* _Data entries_
******************************

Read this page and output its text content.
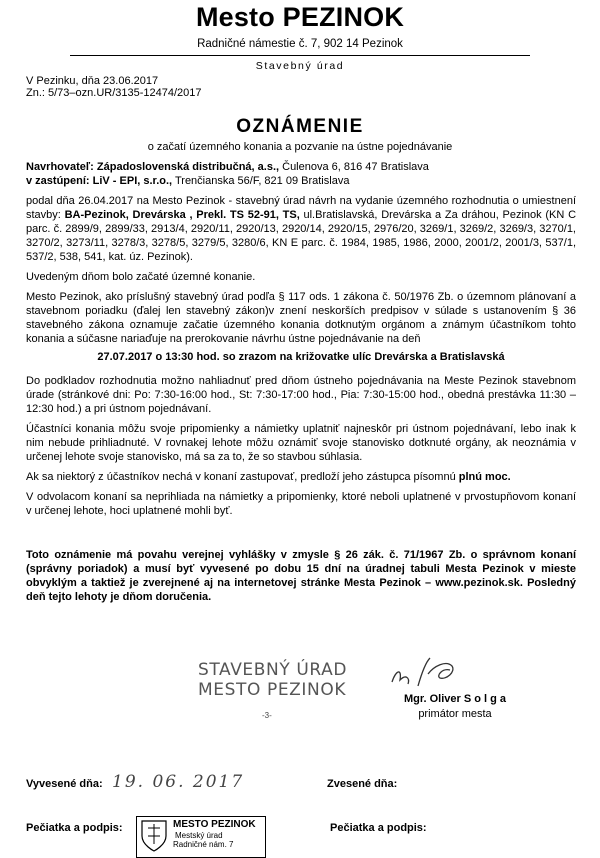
Mesto PEZINOK
Radničné námestie č. 7, 902 14 Pezinok
Stavebný úrad
V Pezinku, dňa 23.06.2017
Zn.: 5/73–ozn.UR/3135-12474/2017
OZNÁMENIE
o začatí územného konania a pozvanie na ústne pojednávanie

Navrhovateľ: Západoslovenská distribučná, a.s., Čulenova 6, 816 47 Bratislava

v zastúpení: LiV - EPI, s.r.o., Trenčianska 56/F, 821 09 Bratislava

podal dňa 26.04.2017 na Mesto Pezinok - stavebný úrad návrh na vydanie územného rozhodnutia o umiestnení stavby: BA-Pezinok, Drevárska , Prekl. TS 52-91, TS, ul.Bratislavská, Drevárska a Za dráhou, Pezinok (KN C parc. č. 2899/9, 2899/33, 2913/4, 2920/11, 2920/13, 2920/14, 2920/15, 2976/20, 3269/1, 3269/2, 3269/3, 3270/1, 3270/2, 3273/11, 3278/3, 3278/5, 3279/5, 3280/6, KN E parc. č. 1984, 1985, 1986, 2000, 2001/2, 2001/3, 537/1, 537/2, 538, 541, kat. úz. Pezinok).

Uvedeným dňom bolo začaté územné konanie.

Mesto Pezinok, ako príslušný stavebný úrad podľa § 117 ods. 1 zákona č. 50/1976 Zb. o územnom plánovaní a stavebnom poriadku (ďalej len stavebný zákon)v znení neskorších predpisov v súlade s ustanovením § 36 stavebného zákona oznamuje začatie územného konania dotknutým orgánom a známym účastníkom tohto konania a súčasne nariaďuje na prerokovanie návrhu ústne pojednávanie na deň

27.07.2017 o 13:30 hod. so zrazom na križovatke ulíc Drevárska a Bratislavská

Do podkladov rozhodnutia možno nahliadnuť pred dňom ústneho pojednávania na Meste Pezinok stavebnom úrade (stránkové dni: Po: 7:30-16:00 hod., St: 7:30-17:00 hod., Pia: 7:30-15:00 hod., obedná prestávka 11:30 – 12:30 hod.) a pri ústnom pojednávaní.

Účastníci konania môžu svoje pripomienky a námietky uplatniť najneskôr pri ústnom pojednávaní, lebo inak k nim nebude prihliadnuté. V rovnakej lehote môžu oznámiť svoje stanovisko dotknuté orgány, ak neoznámia v určenej lehote svoje stanovisko, má sa za to, že so stavbou súhlasia.

Ak sa niektorý z účastníkov nechá v konaní zastupovať, predloží jeho zástupca písomnú plnú moc.

V odvolacom konaní sa neprihliada na námietky a pripomienky, ktoré neboli uplatnené v prvostupňovom konaní v určenej lehote, hoci uplatnené mohli byť.

Toto oznámenie má povahu verejnej vyhlášky v zmysle § 26 zák. č. 71/1967 Zb. o správnom konaní (správny poriadok) a musí byť vyvesené po dobu 15 dní na úradnej tabuli Mesta Pezinok v mieste obvyklým a taktiež je zverejnené aj na internetovej stránke Mesta Pezinok – www.pezinok.sk. Posledný deň tejto lehoty je dňom doručenia.

STAVEBNÝ ÚRAD
MESTO PEZINOK
-3-
Mgr. Oliver S o l g a
primátor mesta
Vyvesené dňa: 19. 06. 2017	Zvesené dňa:
Pečiatka a podpis:	Pečiatka a podpis:
MESTO PEZINOK
Mestský úrad
Radničné nám. 7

******************************

* _Objective_
Your job is to transcribe the entries above exactly; skip the pictures.

* _Written solution_
Read this page and output its text content.
Mesto PEZINOK
Radničné námestie č. 7, 902 14 Pezinok
Stavebný úrad
V Pezinku, dňa 23.06.2017
Zn.: 5/73–ozn.UR/3135-12474/2017
OZNÁMENIE
o začatí územného konania a pozvanie na ústne pojednávanie

Navrhovateľ: Západoslovenská distribučná, a.s., Čulenova 6, 816 47 Bratislava

v zastúpení: LiV - EPI, s.r.o., Trenčianska 56/F, 821 09 Bratislava

podal dňa 26.04.2017 na Mesto Pezinok - stavebný úrad návrh na vydanie územného rozhodnutia o umiestnení stavby: BA-Pezinok, Drevárska , Prekl. TS 52-91, TS, ul.Bratislavská, Drevárska a Za dráhou, Pezinok (KN C parc. č. 2899/9, 2899/33, 2913/4, 2920/11, 2920/13, 2920/14, 2920/15, 2976/20, 3269/1, 3269/2, 3269/3, 3270/1, 3270/2, 3273/11, 3278/3, 3278/5, 3279/5, 3280/6, KN E parc. č. 1984, 1985, 1986, 2000, 2001/2, 2001/3, 537/1, 537/2, 538, 541, kat. úz. Pezinok).

Uvedeným dňom bolo začaté územné konanie.

Mesto Pezinok, ako príslušný stavebný úrad podľa § 117 ods. 1 zákona č. 50/1976 Zb. o územnom plánovaní a stavebnom poriadku (ďalej len stavebný zákon)v znení neskorších predpisov v súlade s ustanovením § 36 stavebného zákona oznamuje začatie územného konania dotknutým orgánom a známym účastníkom tohto konania a súčasne nariaďuje na prerokovanie návrhu ústne pojednávanie na deň

27.07.2017 o 13:30 hod. so zrazom na križovatke ulíc Drevárska a Bratislavská

Do podkladov rozhodnutia možno nahliadnuť pred dňom ústneho pojednávania na Meste Pezinok stavebnom úrade (stránkové dni: Po: 7:30-16:00 hod., St: 7:30-17:00 hod., Pia: 7:30-15:00 hod., obedná prestávka 11:30 – 12:30 hod.) a pri ústnom pojednávaní.

Účastníci konania môžu svoje pripomienky a námietky uplatniť najneskôr pri ústnom pojednávaní, lebo inak k nim nebude prihliadnuté. V rovnakej lehote môžu oznámiť svoje stanovisko dotknuté orgány, ak neoznámia v určenej lehote svoje stanovisko, má sa za to, že so stavbou súhlasia.

Ak sa niektorý z účastníkov nechá v konaní zastupovať, predloží jeho zástupca písomnú plnú moc.

V odvolacom konaní sa neprihliada na námietky a pripomienky, ktoré neboli uplatnené v prvostupňovom konaní v určenej lehote, hoci uplatnené mohli byť.

Toto oznámenie má povahu verejnej vyhlášky v zmysle § 26 zák. č. 71/1967 Zb. o správnom konaní (správny poriadok) a musí byť vyvesené po dobu 15 dní na úradnej tabuli Mesta Pezinok v mieste obvyklým a taktiež je zverejnené aj na internetovej stránke Mesta Pezinok – www.pezinok.sk. Posledný deň tejto lehoty je dňom doručenia.

STAVEBNÝ ÚRAD
MESTO PEZINOK
-3-
Mgr. Oliver S o l g a
primátor mesta
Vyvesené dňa: 19. 06. 2017	Zvesené dňa:
Pečiatka a podpis:	Pečiatka a podpis:
MESTO PEZINOK
Mestský úrad
Radničné nám. 7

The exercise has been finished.